» **EXERCISE REQUIREMENTS**
Transcribe each line of the records below exactly, excluding any embedded images.

Figure record listings
——
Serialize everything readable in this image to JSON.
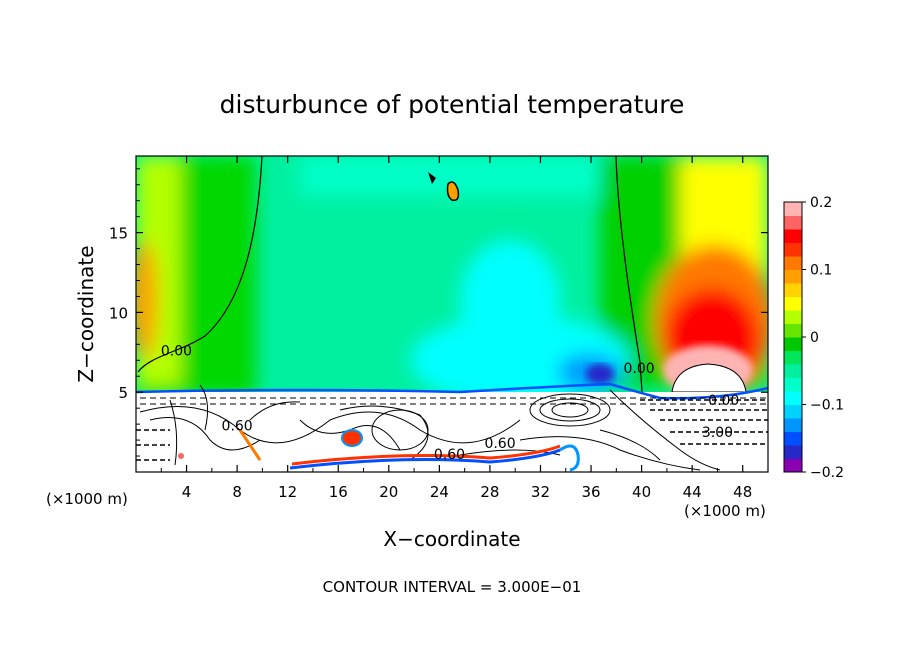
{
  "chart_data": {
    "type": "heatmap",
    "title": "disturbunce of potential temperature",
    "xlabel": "X−coordinate",
    "ylabel": "Z−coordinate",
    "x_unit_left": "(×1000 m)",
    "x_unit_right": "(×1000 m)",
    "footer": "CONTOUR INTERVAL = 3.000E−01",
    "xlim": [
      0,
      50
    ],
    "ylim": [
      0,
      19.8
    ],
    "x_ticks": [
      4,
      8,
      12,
      16,
      20,
      24,
      28,
      32,
      36,
      40,
      44,
      48
    ],
    "y_ticks": [
      5,
      10,
      15
    ],
    "colorbar": {
      "range": [
        -0.2,
        0.2
      ],
      "tick_values": [
        0.2,
        0.1,
        0,
        -0.1,
        -0.2
      ],
      "tick_labels": [
        "0.2",
        "0.1",
        "0",
        "−0.1",
        "−0.2"
      ],
      "colors": [
        "#8c00b4",
        "#2828c8",
        "#0050ff",
        "#0096ff",
        "#00d2ff",
        "#00ffff",
        "#00ffc8",
        "#00f0a0",
        "#00e65a",
        "#00c800",
        "#64e600",
        "#b4ff00",
        "#ffff00",
        "#ffd200",
        "#ffa000",
        "#ff7800",
        "#ff3200",
        "#ff0000",
        "#ff6464",
        "#ffb4b4"
      ]
    },
    "fields": [
      {
        "name": "upper-left-warm",
        "x": 0.6,
        "z": 11,
        "value": 0.09
      },
      {
        "name": "upper-right-warm",
        "x": 45.5,
        "z": 9,
        "value": 0.18
      },
      {
        "name": "right-core",
        "x": 45,
        "z": 6.5,
        "value": 0.2
      },
      {
        "name": "central-cool",
        "x": 24,
        "z": 12,
        "value": -0.04
      },
      {
        "name": "lower-cool",
        "x": 36,
        "z": 6.2,
        "value": -0.12
      }
    ],
    "contour_labels": [
      {
        "text": "0.00",
        "x": 3.2,
        "z": 7.3
      },
      {
        "text": "0.00",
        "x": 39.8,
        "z": 6.2
      },
      {
        "text": "0.60",
        "x": 8,
        "z": 2.6
      },
      {
        "text": "0.60",
        "x": 28.8,
        "z": 1.5
      },
      {
        "text": "0.60",
        "x": 24.8,
        "z": 0.8
      },
      {
        "text": "3.00",
        "x": 46,
        "z": 2.2
      },
      {
        "text": "0.00",
        "x": 46.5,
        "z": 4.2
      }
    ]
  }
}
——
» **EXERCISE OUTPUT**
Serialize everything readable in this image to JSON.
{
  "chart_data": {
    "type": "heatmap",
    "title": "disturbunce of potential temperature",
    "xlabel": "X−coordinate",
    "ylabel": "Z−coordinate",
    "x_unit_left": "(×1000 m)",
    "x_unit_right": "(×1000 m)",
    "footer": "CONTOUR INTERVAL = 3.000E−01",
    "xlim": [
      0,
      50
    ],
    "ylim": [
      0,
      19.8
    ],
    "x_ticks": [
      4,
      8,
      12,
      16,
      20,
      24,
      28,
      32,
      36,
      40,
      44,
      48
    ],
    "y_ticks": [
      5,
      10,
      15
    ],
    "colorbar": {
      "range": [
        -0.2,
        0.2
      ],
      "tick_values": [
        0.2,
        0.1,
        0,
        -0.1,
        -0.2
      ],
      "tick_labels": [
        "0.2",
        "0.1",
        "0",
        "−0.1",
        "−0.2"
      ],
      "colors": [
        "#8c00b4",
        "#2828c8",
        "#0050ff",
        "#0096ff",
        "#00d2ff",
        "#00ffff",
        "#00ffc8",
        "#00f0a0",
        "#00e65a",
        "#00c800",
        "#64e600",
        "#b4ff00",
        "#ffff00",
        "#ffd200",
        "#ffa000",
        "#ff7800",
        "#ff3200",
        "#ff0000",
        "#ff6464",
        "#ffb4b4"
      ]
    },
    "fields": [
      {
        "name": "upper-left-warm",
        "x": 0.6,
        "z": 11,
        "value": 0.09
      },
      {
        "name": "upper-right-warm",
        "x": 45.5,
        "z": 9,
        "value": 0.18
      },
      {
        "name": "right-core",
        "x": 45,
        "z": 6.5,
        "value": 0.2
      },
      {
        "name": "central-cool",
        "x": 24,
        "z": 12,
        "value": -0.04
      },
      {
        "name": "lower-cool",
        "x": 36,
        "z": 6.2,
        "value": -0.12
      }
    ],
    "contour_labels": [
      {
        "text": "0.00",
        "x": 3.2,
        "z": 7.3
      },
      {
        "text": "0.00",
        "x": 39.8,
        "z": 6.2
      },
      {
        "text": "0.60",
        "x": 8,
        "z": 2.6
      },
      {
        "text": "0.60",
        "x": 28.8,
        "z": 1.5
      },
      {
        "text": "0.60",
        "x": 24.8,
        "z": 0.8
      },
      {
        "text": "3.00",
        "x": 46,
        "z": 2.2
      },
      {
        "text": "0.00",
        "x": 46.5,
        "z": 4.2
      }
    ]
  }
}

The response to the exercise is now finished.